WRITTEN EXERCISE: Without omitting anything, return the records precisely as given.

[start of RECORD LIST]

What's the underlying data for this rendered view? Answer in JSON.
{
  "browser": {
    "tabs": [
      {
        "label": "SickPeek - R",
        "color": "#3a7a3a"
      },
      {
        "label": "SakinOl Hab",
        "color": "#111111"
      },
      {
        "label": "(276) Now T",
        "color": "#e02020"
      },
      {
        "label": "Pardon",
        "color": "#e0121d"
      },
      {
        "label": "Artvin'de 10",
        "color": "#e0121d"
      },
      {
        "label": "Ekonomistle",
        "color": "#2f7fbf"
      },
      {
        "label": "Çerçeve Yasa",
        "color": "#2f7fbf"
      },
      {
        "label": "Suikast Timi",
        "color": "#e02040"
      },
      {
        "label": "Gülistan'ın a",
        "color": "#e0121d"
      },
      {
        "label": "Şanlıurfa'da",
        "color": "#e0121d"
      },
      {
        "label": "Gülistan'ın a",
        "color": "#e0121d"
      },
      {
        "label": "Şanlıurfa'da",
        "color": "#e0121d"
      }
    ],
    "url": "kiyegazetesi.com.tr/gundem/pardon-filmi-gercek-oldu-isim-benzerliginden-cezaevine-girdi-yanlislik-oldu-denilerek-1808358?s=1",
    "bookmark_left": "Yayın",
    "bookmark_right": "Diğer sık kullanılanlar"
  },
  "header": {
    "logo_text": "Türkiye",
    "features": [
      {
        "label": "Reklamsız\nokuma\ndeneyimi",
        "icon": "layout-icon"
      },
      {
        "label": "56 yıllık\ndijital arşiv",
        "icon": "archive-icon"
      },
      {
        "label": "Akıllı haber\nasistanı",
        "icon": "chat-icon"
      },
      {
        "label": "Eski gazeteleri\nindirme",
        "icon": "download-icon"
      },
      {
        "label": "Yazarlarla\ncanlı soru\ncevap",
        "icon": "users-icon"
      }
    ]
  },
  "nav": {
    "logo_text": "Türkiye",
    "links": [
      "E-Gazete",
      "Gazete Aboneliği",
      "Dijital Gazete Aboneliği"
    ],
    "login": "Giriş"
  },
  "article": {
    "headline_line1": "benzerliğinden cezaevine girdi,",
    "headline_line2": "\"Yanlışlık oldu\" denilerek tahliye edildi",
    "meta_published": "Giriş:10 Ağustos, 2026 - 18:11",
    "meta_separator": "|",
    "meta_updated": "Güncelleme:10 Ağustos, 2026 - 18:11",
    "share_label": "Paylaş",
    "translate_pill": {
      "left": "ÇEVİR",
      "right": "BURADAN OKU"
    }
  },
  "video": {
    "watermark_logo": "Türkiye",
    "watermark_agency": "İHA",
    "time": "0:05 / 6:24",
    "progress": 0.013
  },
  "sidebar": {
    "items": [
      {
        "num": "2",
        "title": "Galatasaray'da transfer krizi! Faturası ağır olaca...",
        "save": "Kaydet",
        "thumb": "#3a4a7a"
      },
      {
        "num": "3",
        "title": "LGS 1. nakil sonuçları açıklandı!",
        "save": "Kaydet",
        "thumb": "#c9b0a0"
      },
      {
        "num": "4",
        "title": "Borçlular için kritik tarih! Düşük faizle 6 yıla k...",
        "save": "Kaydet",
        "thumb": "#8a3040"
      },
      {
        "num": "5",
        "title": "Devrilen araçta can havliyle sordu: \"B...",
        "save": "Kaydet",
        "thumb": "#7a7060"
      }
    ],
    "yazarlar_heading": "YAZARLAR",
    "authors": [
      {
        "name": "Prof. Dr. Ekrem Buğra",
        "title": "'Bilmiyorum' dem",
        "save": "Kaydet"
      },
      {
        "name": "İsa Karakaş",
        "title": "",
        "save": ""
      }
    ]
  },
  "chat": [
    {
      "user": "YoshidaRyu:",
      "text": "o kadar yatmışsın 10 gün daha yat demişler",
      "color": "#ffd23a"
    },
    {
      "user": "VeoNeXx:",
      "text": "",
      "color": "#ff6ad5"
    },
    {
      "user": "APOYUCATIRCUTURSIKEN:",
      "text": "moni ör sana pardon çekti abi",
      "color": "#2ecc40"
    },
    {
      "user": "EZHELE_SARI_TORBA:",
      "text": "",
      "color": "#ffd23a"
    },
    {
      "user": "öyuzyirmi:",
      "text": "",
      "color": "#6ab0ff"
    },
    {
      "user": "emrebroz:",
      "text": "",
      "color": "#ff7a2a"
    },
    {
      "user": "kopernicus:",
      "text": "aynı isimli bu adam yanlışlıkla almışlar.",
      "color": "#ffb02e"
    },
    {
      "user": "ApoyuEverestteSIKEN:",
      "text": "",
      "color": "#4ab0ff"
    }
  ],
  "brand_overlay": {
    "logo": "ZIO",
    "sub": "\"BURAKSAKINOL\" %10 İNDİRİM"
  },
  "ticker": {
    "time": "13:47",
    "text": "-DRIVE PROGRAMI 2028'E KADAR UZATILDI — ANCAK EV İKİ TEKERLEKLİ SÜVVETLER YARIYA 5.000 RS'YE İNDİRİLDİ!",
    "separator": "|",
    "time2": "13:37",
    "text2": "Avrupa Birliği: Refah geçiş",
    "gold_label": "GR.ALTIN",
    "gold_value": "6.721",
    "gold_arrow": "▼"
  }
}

[end of RECORD LIST]

ANSWER FOR THE TASK:
What's the underlying data for this rendered view? Answer in JSON.
{
  "browser": {
    "tabs": [
      {
        "label": "SickPeek - R",
        "color": "#3a7a3a"
      },
      {
        "label": "SakinOl Hab",
        "color": "#111111"
      },
      {
        "label": "(276) Now T",
        "color": "#e02020"
      },
      {
        "label": "Pardon",
        "color": "#e0121d"
      },
      {
        "label": "Artvin'de 10",
        "color": "#e0121d"
      },
      {
        "label": "Ekonomistle",
        "color": "#2f7fbf"
      },
      {
        "label": "Çerçeve Yasa",
        "color": "#2f7fbf"
      },
      {
        "label": "Suikast Timi",
        "color": "#e02040"
      },
      {
        "label": "Gülistan'ın a",
        "color": "#e0121d"
      },
      {
        "label": "Şanlıurfa'da",
        "color": "#e0121d"
      },
      {
        "label": "Gülistan'ın a",
        "color": "#e0121d"
      },
      {
        "label": "Şanlıurfa'da",
        "color": "#e0121d"
      }
    ],
    "url": "kiyegazetesi.com.tr/gundem/pardon-filmi-gercek-oldu-isim-benzerliginden-cezaevine-girdi-yanlislik-oldu-denilerek-1808358?s=1",
    "bookmark_left": "Yayın",
    "bookmark_right": "Diğer sık kullanılanlar"
  },
  "header": {
    "logo_text": "Türkiye",
    "features": [
      {
        "label": "Reklamsız\nokuma\ndeneyimi",
        "icon": "layout-icon"
      },
      {
        "label": "56 yıllık\ndijital arşiv",
        "icon": "archive-icon"
      },
      {
        "label": "Akıllı haber\nasistanı",
        "icon": "chat-icon"
      },
      {
        "label": "Eski gazeteleri\nindirme",
        "icon": "download-icon"
      },
      {
        "label": "Yazarlarla\ncanlı soru\ncevap",
        "icon": "users-icon"
      }
    ]
  },
  "nav": {
    "logo_text": "Türkiye",
    "links": [
      "E-Gazete",
      "Gazete Aboneliği",
      "Dijital Gazete Aboneliği"
    ],
    "login": "Giriş"
  },
  "article": {
    "headline_line1": "benzerliğinden cezaevine girdi,",
    "headline_line2": "\"Yanlışlık oldu\" denilerek tahliye edildi",
    "meta_published": "Giriş:10 Ağustos, 2026 - 18:11",
    "meta_separator": "|",
    "meta_updated": "Güncelleme:10 Ağustos, 2026 - 18:11",
    "share_label": "Paylaş",
    "translate_pill": {
      "left": "ÇEVİR",
      "right": "BURADAN OKU"
    }
  },
  "video": {
    "watermark_logo": "Türkiye",
    "watermark_agency": "İHA",
    "time": "0:05 / 6:24",
    "progress": 0.013
  },
  "sidebar": {
    "items": [
      {
        "num": "2",
        "title": "Galatasaray'da transfer krizi! Faturası ağır olaca...",
        "save": "Kaydet",
        "thumb": "#3a4a7a"
      },
      {
        "num": "3",
        "title": "LGS 1. nakil sonuçları açıklandı!",
        "save": "Kaydet",
        "thumb": "#c9b0a0"
      },
      {
        "num": "4",
        "title": "Borçlular için kritik tarih! Düşük faizle 6 yıla k...",
        "save": "Kaydet",
        "thumb": "#8a3040"
      },
      {
        "num": "5",
        "title": "Devrilen araçta can havliyle sordu: \"B...",
        "save": "Kaydet",
        "thumb": "#7a7060"
      }
    ],
    "yazarlar_heading": "YAZARLAR",
    "authors": [
      {
        "name": "Prof. Dr. Ekrem Buğra",
        "title": "'Bilmiyorum' dem",
        "save": "Kaydet"
      },
      {
        "name": "İsa Karakaş",
        "title": "",
        "save": ""
      }
    ]
  },
  "chat": [
    {
      "user": "YoshidaRyu:",
      "text": "o kadar yatmışsın 10 gün daha yat demişler",
      "color": "#ffd23a"
    },
    {
      "user": "VeoNeXx:",
      "text": "",
      "color": "#ff6ad5"
    },
    {
      "user": "APOYUCATIRCUTURSIKEN:",
      "text": "moni ör sana pardon çekti abi",
      "color": "#2ecc40"
    },
    {
      "user": "EZHELE_SARI_TORBA:",
      "text": "",
      "color": "#ffd23a"
    },
    {
      "user": "öyuzyirmi:",
      "text": "",
      "color": "#6ab0ff"
    },
    {
      "user": "emrebroz:",
      "text": "",
      "color": "#ff7a2a"
    },
    {
      "user": "kopernicus:",
      "text": "aynı isimli bu adam yanlışlıkla almışlar.",
      "color": "#ffb02e"
    },
    {
      "user": "ApoyuEverestteSIKEN:",
      "text": "",
      "color": "#4ab0ff"
    }
  ],
  "brand_overlay": {
    "logo": "ZIO",
    "sub": "\"BURAKSAKINOL\" %10 İNDİRİM"
  },
  "ticker": {
    "time": "13:47",
    "text": "-DRIVE PROGRAMI 2028'E KADAR UZATILDI — ANCAK EV İKİ TEKERLEKLİ SÜVVETLER YARIYA 5.000 RS'YE İNDİRİLDİ!",
    "separator": "|",
    "time2": "13:37",
    "text2": "Avrupa Birliği: Refah geçiş",
    "gold_label": "GR.ALTIN",
    "gold_value": "6.721",
    "gold_arrow": "▼"
  }
}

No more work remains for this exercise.